## [Given records]
______________________________

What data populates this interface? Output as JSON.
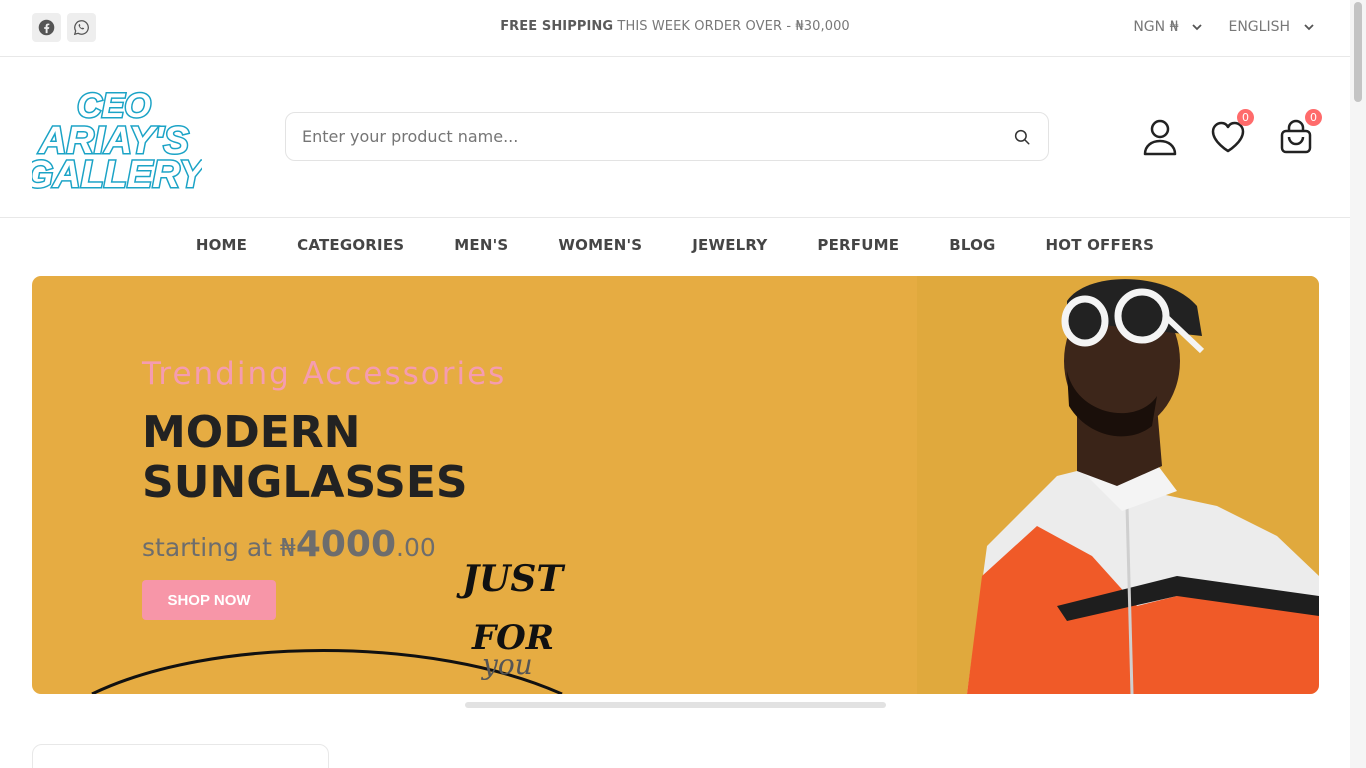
{
  "topbar": {
    "shipping_bold": "FREE SHIPPING",
    "shipping_text": " THIS WEEK ORDER OVER - ₦30,000",
    "currency": "NGN ₦",
    "language": "ENGLISH",
    "social_icons": [
      "facebook-icon",
      "whatsapp-icon"
    ]
  },
  "header": {
    "logo_lines": [
      "CEO",
      "ARIAY'S",
      "GALLERY"
    ],
    "logo_color": "#1ba3c6",
    "search_placeholder": "Enter your product name...",
    "wishlist_count": "0",
    "cart_count": "0"
  },
  "nav": {
    "items": [
      "HOME",
      "CATEGORIES",
      "MEN'S",
      "WOMEN'S",
      "JEWELRY",
      "PERFUME",
      "BLOG",
      "HOT OFFERS"
    ]
  },
  "banner": {
    "subtitle": "Trending Accessories",
    "title": "MODERN SUNGLASSES",
    "price_prefix": "starting at ₦",
    "price_big": "4000",
    "price_suffix": ".00",
    "button": "SHOP NOW",
    "handwriting_1": "JUST",
    "handwriting_2": "FOR",
    "handwriting_3": "you",
    "background_color": "#e6ac42",
    "accent_color": "#f796a8"
  }
}
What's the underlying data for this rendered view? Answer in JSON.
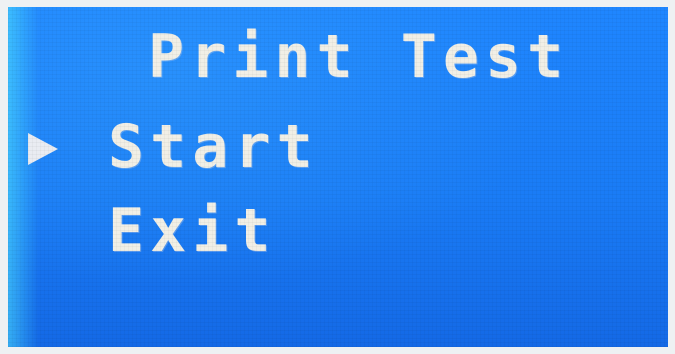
{
  "screen": {
    "title": "Print Test",
    "menu": {
      "items": [
        {
          "label": "Start",
          "selected": true
        },
        {
          "label": "Exit",
          "selected": false
        }
      ],
      "cursor_icon": "triangle-right-icon"
    },
    "colors": {
      "background": "#1a7cf6",
      "text": "#f1efe6"
    }
  }
}
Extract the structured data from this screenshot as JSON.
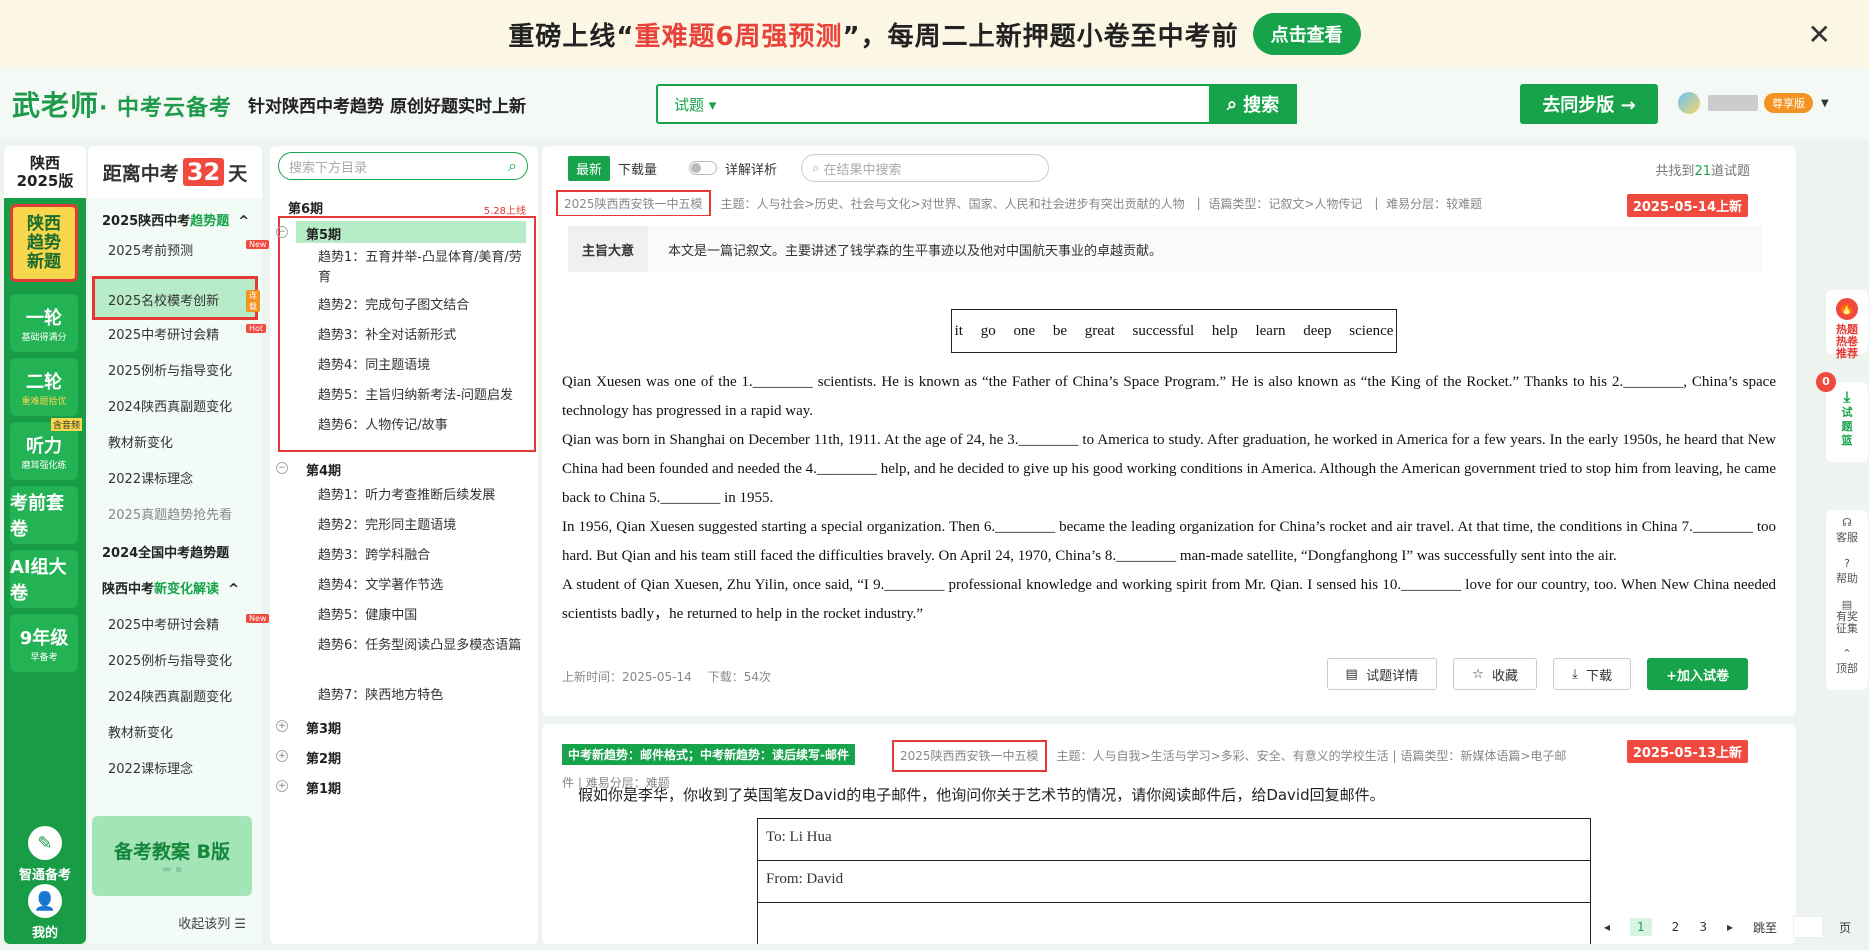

______________________________

## [Objective]
Give all the entries again exactly, dropping each picture.

## [Answer to this problem]
What data populates this interface? Output as JSON.
{
  "topbar": {
    "shipping_bold": "FREE SHIPPING",
    "shipping_text": " THIS WEEK ORDER OVER - ₦30,000",
    "currency": "NGN ₦",
    "language": "ENGLISH",
    "social_icons": [
      "facebook-icon",
      "whatsapp-icon"
    ]
  },
  "header": {
    "logo_lines": [
      "CEO",
      "ARIAY'S",
      "GALLERY"
    ],
    "logo_color": "#1ba3c6",
    "search_placeholder": "Enter your product name...",
    "wishlist_count": "0",
    "cart_count": "0"
  },
  "nav": {
    "items": [
      "HOME",
      "CATEGORIES",
      "MEN'S",
      "WOMEN'S",
      "JEWELRY",
      "PERFUME",
      "BLOG",
      "HOT OFFERS"
    ]
  },
  "banner": {
    "subtitle": "Trending Accessories",
    "title": "MODERN SUNGLASSES",
    "price_prefix": "starting at ₦",
    "price_big": "4000",
    "price_suffix": ".00",
    "button": "SHOP NOW",
    "handwriting_1": "JUST",
    "handwriting_2": "FOR",
    "handwriting_3": "you",
    "background_color": "#e6ac42",
    "accent_color": "#f796a8"
  }
}
What's the underlying data for this rendered view? Answer in JSON.
{
  "screen": {
    "title": "Print Test",
    "menu": {
      "items": [
        {
          "label": "Start",
          "selected": true
        },
        {
          "label": "Exit",
          "selected": false
        }
      ],
      "cursor_icon": "triangle-right-icon"
    },
    "colors": {
      "background": "#1a7cf6",
      "text": "#f1efe6"
    }
  }
}
Extract the structured data from this screenshot as JSON.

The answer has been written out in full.